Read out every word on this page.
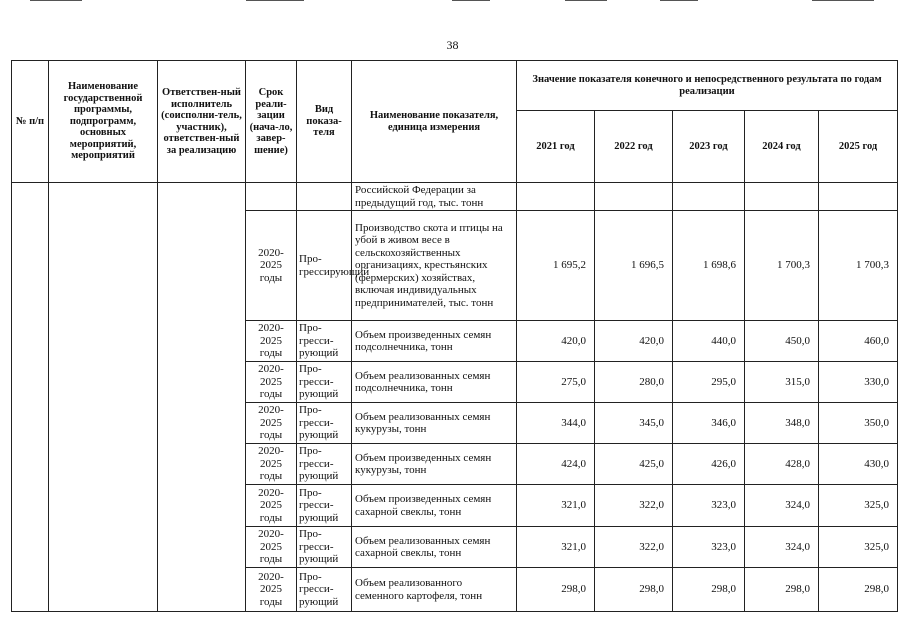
38
№ п/п	Наименование государственной программы, подпрограмм, основных мероприятий, мероприятий	Ответствен-ный исполнитель (соисполни-тель, участник), ответствен-ный за реализацию	Срок реали-зации (нача-ло, завер-шение)	Вид показа-теля	Наименование показателя, единица измерения	Значение показателя конечного и непосредственного результата по годам реализации				
						2021 год	2022 год	2023 год	2024 год	2025 год
					Российской Федерации за предыдущий год, тыс. тонн					
			2020-2025 годы	Про-грессирующий	Производство скота и птицы на убой в живом весе в сельскохозяйственных организациях, крестьянских (фермерских) хозяйствах, включая индивидуальных предпринимателей, тыс. тонн	1 695,2	1 696,5	1 698,6	1 700,3	1 700,3
			2020-2025 годы	Про-гресси-рующий	Объем произведенных семян подсолнечника, тонн	420,0	420,0	440,0	450,0	460,0
			2020-2025 годы	Про-гресси-рующий	Объем реализованных семян подсолнечника, тонн	275,0	280,0	295,0	315,0	330,0
			2020-2025 годы	Про-гресси-рующий	Объем реализованных семян кукурузы, тонн	344,0	345,0	346,0	348,0	350,0
			2020-2025 годы	Про-гресси-рующий	Объем произведенных семян кукурузы, тонн	424,0	425,0	426,0	428,0	430,0
			2020-2025 годы	Про-гресси-рующий	Объем произведенных семян сахарной свеклы, тонн	321,0	322,0	323,0	324,0	325,0
			2020-2025 годы	Про-гресси-рующий	Объем реализованных семян сахарной свеклы, тонн	321,0	322,0	323,0	324,0	325,0
			2020-2025 годы	Про-гресси-рующий	Объем реализованного семенного картофеля, тонн	298,0	298,0	298,0	298,0	298,0
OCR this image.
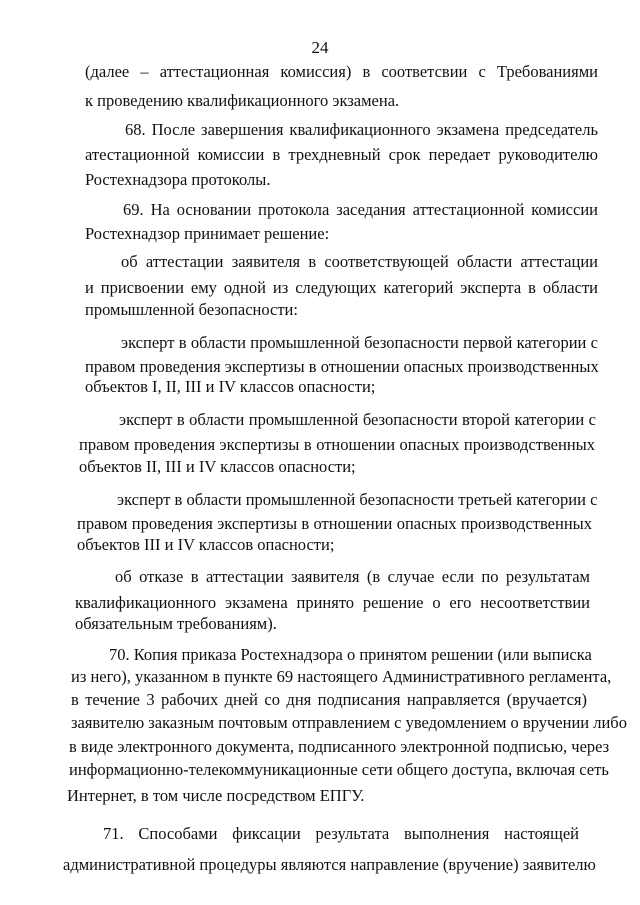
24
(далее – аттестационная комиссия) в соответсвии с Требованиями
к проведению квалификационного экзамена.
68. После завершения квалификационного экзамена председатель
атестационной комиссии в трехдневный срок передает руководителю
Ростехнадзора протоколы.
69. На основании протокола заседания аттестационной комиссии
Ростехнадзор принимает решение:
об аттестации заявителя в соответствующей области аттестации
и присвоении ему одной из следующих категорий эксперта в области
промышленной безопасности:
эксперт в области промышленной безопасности первой категории с
правом проведения экспертизы в отношении опасных производственных
объектов I, II, III и IV классов опасности;
эксперт в области промышленной безопасности второй категории с
правом проведения экспертизы в отношении опасных производственных
объектов II, III и IV классов опасности;
эксперт в области промышленной безопасности третьей категории с
правом проведения экспертизы в отношении опасных производственных
объектов III и IV классов опасности;
об отказе в аттестации заявителя (в случае если по результатам
квалификационного экзамена принято решение о его несоответствии
обязательным требованиям).
70. Копия приказа Ростехнадзора о принятом решении (или выписка
из него), указанном в пункте 69 настоящего Административного регламента,
в течение 3 рабочих дней со дня подписания направляется (вручается)
заявителю заказным почтовым отправлением с уведомлением о вручении либо
в виде электронного документа, подписанного электронной подписью, через
информационно-телекоммуникационные сети общего доступа, включая сеть
Интернет, в том числе посредством ЕПГУ.
71. Способами фиксации результата выполнения настоящей
административной процедуры являются направление (вручение) заявителю
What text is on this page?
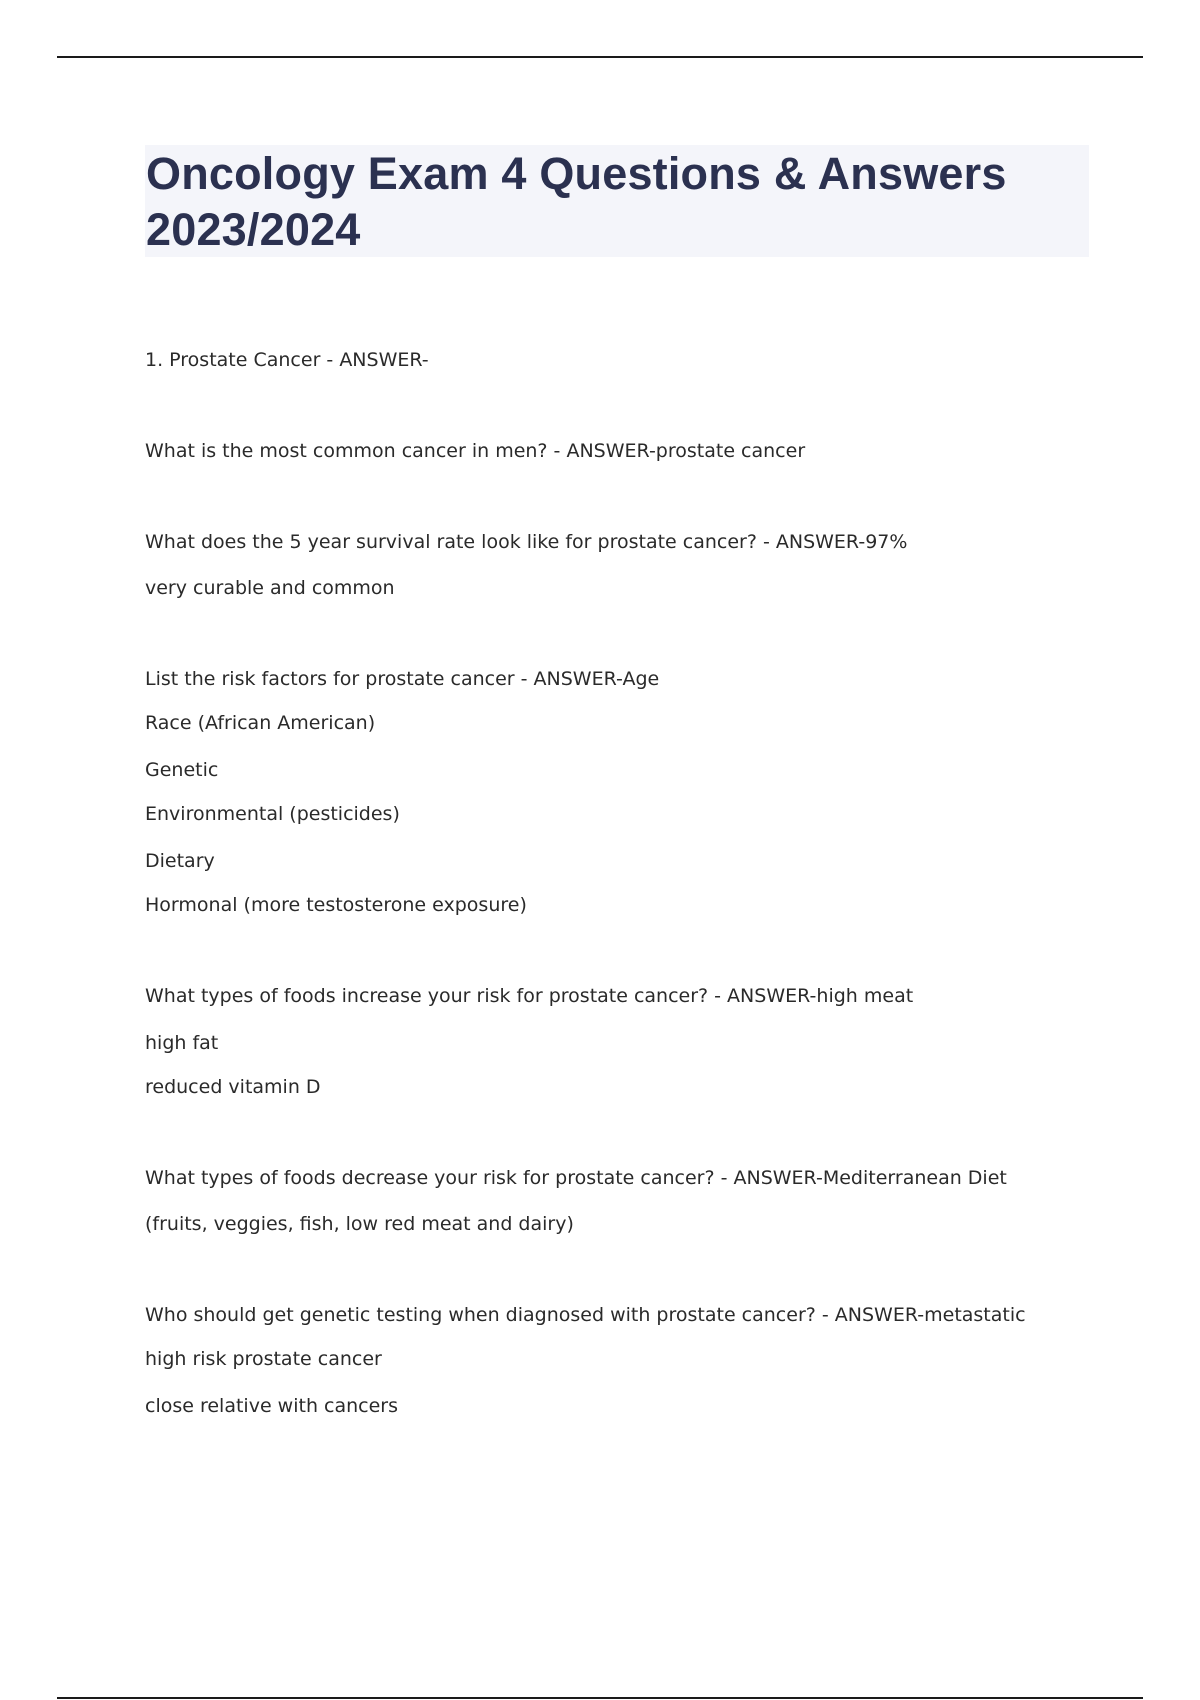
Oncology Exam 4 Questions & Answers
2023/2024
1. Prostate Cancer - ANSWER-
What is the most common cancer in men? - ANSWER-prostate cancer
What does the 5 year survival rate look like for prostate cancer? - ANSWER-97%
very curable and common
List the risk factors for prostate cancer - ANSWER-Age
Race (African American)
Genetic
Environmental (pesticides)
Dietary
Hormonal (more testosterone exposure)
What types of foods increase your risk for prostate cancer? - ANSWER-high meat
high fat
reduced vitamin D
What types of foods decrease your risk for prostate cancer? - ANSWER-Mediterranean Diet
(fruits, veggies, fish, low red meat and dairy)
Who should get genetic testing when diagnosed with prostate cancer? - ANSWER-metastatic
high risk prostate cancer
close relative with cancers
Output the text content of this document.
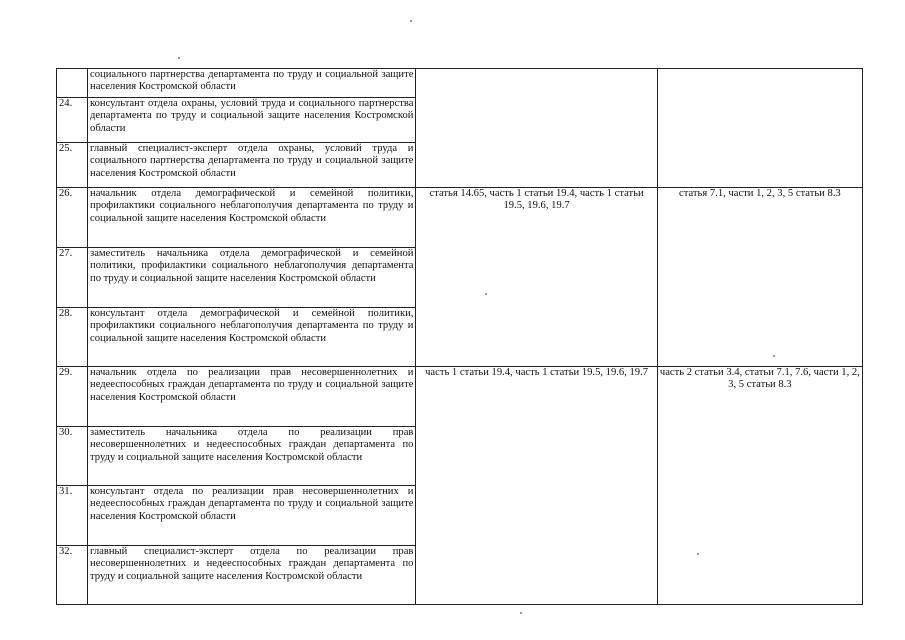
	социального партнерства департамента по труду и социальной защите населения Костромской области		
24.	консультант отдела охраны, условий труда и социального партнерства департамента по труду и социальной защите населения Костромской области		
25.	главный специалист-эксперт отдела охраны, условий труда и социального партнерства департамента по труду и социальной защите населения Костромской области		
26.	начальник отдела демографической и семейной политики, профилактики социального неблагополучия департамента по труду и социальной защите населения Костромской области	статья 14.65, часть 1 статьи 19.4, часть 1 статьи 19.5, 19.6, 19.7	статья 7.1, части 1, 2, 3, 5 статьи 8.3
27.	заместитель начальника отдела демографической и семейной политики, профилактики социального неблагополучия департамента по труду и социальной защите населения Костромской области		
28.	консультант отдела демографической и семейной политики, профилактики социального неблагополучия департамента по труду и социальной защите населения Костромской области		
29.	начальник отдела по реализации прав несовершеннолетних и недееспособных граждан департамента по труду и социальной защите населения Костромской области	часть 1 статьи 19.4, часть 1 статьи 19.5, 19.6, 19.7	часть 2 статьи 3.4, статьи 7.1, 7.6, части 1, 2, 3, 5 статьи 8.3
30.	заместитель начальника отдела по реализации прав несовершеннолетних и недееспособных граждан департамента по труду и социальной защите населения Костромской области		
31.	консультант отдела по реализации прав несовершеннолетних и недееспособных граждан департамента по труду и социальной защите населения Костромской области		
32.	главный специалист-эксперт отдела по реализации прав несовершеннолетних и недееспособных граждан департамента по труду и социальной защите населения Костромской области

## EXERCISE GOAL
Output the entries above exactly. Drop the pictures.

## WRITTEN RESPONSE
Read out every word on this page.
38
№ п/п	Наименование государственной программы, подпрограмм, основных мероприятий, мероприятий	Ответствен-ный исполнитель (соисполни-тель, участник), ответствен-ный за реализацию	Срок реали-зации (нача-ло, завер-шение)	Вид показа-теля	Наименование показателя, единица измерения	Значение показателя конечного и непосредственного результата по годам реализации				
						2021 год	2022 год	2023 год	2024 год	2025 год
					Российской Федерации за предыдущий год, тыс. тонн					
			2020-2025 годы	Про-грессирующий	Производство скота и птицы на убой в живом весе в сельскохозяйственных организациях, крестьянских (фермерских) хозяйствах, включая индивидуальных предпринимателей, тыс. тонн	1 695,2	1 696,5	1 698,6	1 700,3	1 700,3
			2020-2025 годы	Про-гресси-рующий	Объем произведенных семян подсолнечника, тонн	420,0	420,0	440,0	450,0	460,0
			2020-2025 годы	Про-гресси-рующий	Объем реализованных семян подсолнечника, тонн	275,0	280,0	295,0	315,0	330,0
			2020-2025 годы	Про-гресси-рующий	Объем реализованных семян кукурузы, тонн	344,0	345,0	346,0	348,0	350,0
			2020-2025 годы	Про-гресси-рующий	Объем произведенных семян кукурузы, тонн	424,0	425,0	426,0	428,0	430,0
			2020-2025 годы	Про-гресси-рующий	Объем произведенных семян сахарной свеклы, тонн	321,0	322,0	323,0	324,0	325,0
			2020-2025 годы	Про-гресси-рующий	Объем реализованных семян сахарной свеклы, тонн	321,0	322,0	323,0	324,0	325,0
			2020-2025 годы	Про-гресси-рующий	Объем реализованного семенного картофеля, тонн	298,0	298,0	298,0	298,0	298,0
OCR this image.
24
(далее – аттестационная комиссия) в соответсвии с Требованиями
к проведению квалификационного экзамена.
68. После завершения квалификационного экзамена председатель
атестационной комиссии в трехдневный срок передает руководителю
Ростехнадзора протоколы.
69. На основании протокола заседания аттестационной комиссии
Ростехнадзор принимает решение:
об аттестации заявителя в соответствующей области аттестации
и присвоении ему одной из следующих категорий эксперта в области
промышленной безопасности:
эксперт в области промышленной безопасности первой категории с
правом проведения экспертизы в отношении опасных производственных
объектов I, II, III и IV классов опасности;
эксперт в области промышленной безопасности второй категории с
правом проведения экспертизы в отношении опасных производственных
объектов II, III и IV классов опасности;
эксперт в области промышленной безопасности третьей категории с
правом проведения экспертизы в отношении опасных производственных
объектов III и IV классов опасности;
об отказе в аттестации заявителя (в случае если по результатам
квалификационного экзамена принято решение о его несоответствии
обязательным требованиям).
70. Копия приказа Ростехнадзора о принятом решении (или выписка
из него), указанном в пункте 69 настоящего Административного регламента,
в течение 3 рабочих дней со дня подписания направляется (вручается)
заявителю заказным почтовым отправлением с уведомлением о вручении либо
в виде электронного документа, подписанного электронной подписью, через
информационно-телекоммуникационные сети общего доступа, включая сеть
Интернет, в том числе посредством ЕПГУ.
71. Способами фиксации результата выполнения настоящей
административной процедуры являются направление (вручение) заявителю
What text is on this page?
Oncology Exam 4 Questions & Answers
2023/2024
1. Prostate Cancer - ANSWER-
What is the most common cancer in men? - ANSWER-prostate cancer
What does the 5 year survival rate look like for prostate cancer? - ANSWER-97%
very curable and common
List the risk factors for prostate cancer - ANSWER-Age
Race (African American)
Genetic
Environmental (pesticides)
Dietary
Hormonal (more testosterone exposure)
What types of foods increase your risk for prostate cancer? - ANSWER-high meat
high fat
reduced vitamin D
What types of foods decrease your risk for prostate cancer? - ANSWER-Mediterranean Diet
(fruits, veggies, fish, low red meat and dairy)
Who should get genetic testing when diagnosed with prostate cancer? - ANSWER-metastatic
high risk prostate cancer
close relative with cancers
Output the text content of this document.
	социального партнерства департамента по труду и социальной защите населения Костромской области		
24.	консультант отдела охраны, условий труда и социального партнерства департамента по труду и социальной защите населения Костромской области		
25.	главный специалист-эксперт отдела охраны, условий труда и социального партнерства департамента по труду и социальной защите населения Костромской области		
26.	начальник отдела демографической и семейной политики, профилактики социального неблагополучия департамента по труду и социальной защите населения Костромской области	статья 14.65, часть 1 статьи 19.4, часть 1 статьи 19.5, 19.6, 19.7	статья 7.1, части 1, 2, 3, 5 статьи 8.3
27.	заместитель начальника отдела демографической и семейной политики, профилактики социального неблагополучия департамента по труду и социальной защите населения Костромской области		
28.	консультант отдела демографической и семейной политики, профилактики социального неблагополучия департамента по труду и социальной защите населения Костромской области		
29.	начальник отдела по реализации прав несовершеннолетних и недееспособных граждан департамента по труду и социальной защите населения Костромской области	часть 1 статьи 19.4, часть 1 статьи 19.5, 19.6, 19.7	часть 2 статьи 3.4, статьи 7.1, 7.6, части 1, 2, 3, 5 статьи 8.3
30.	заместитель начальника отдела по реализации прав несовершеннолетних и недееспособных граждан департамента по труду и социальной защите населения Костромской области		
31.	консультант отдела по реализации прав несовершеннолетних и недееспособных граждан департамента по труду и социальной защите населения Костромской области		
32.	главный специалист-эксперт отдела по реализации прав несовершеннолетних и недееспособных граждан департамента по труду и социальной защите населения Костромской области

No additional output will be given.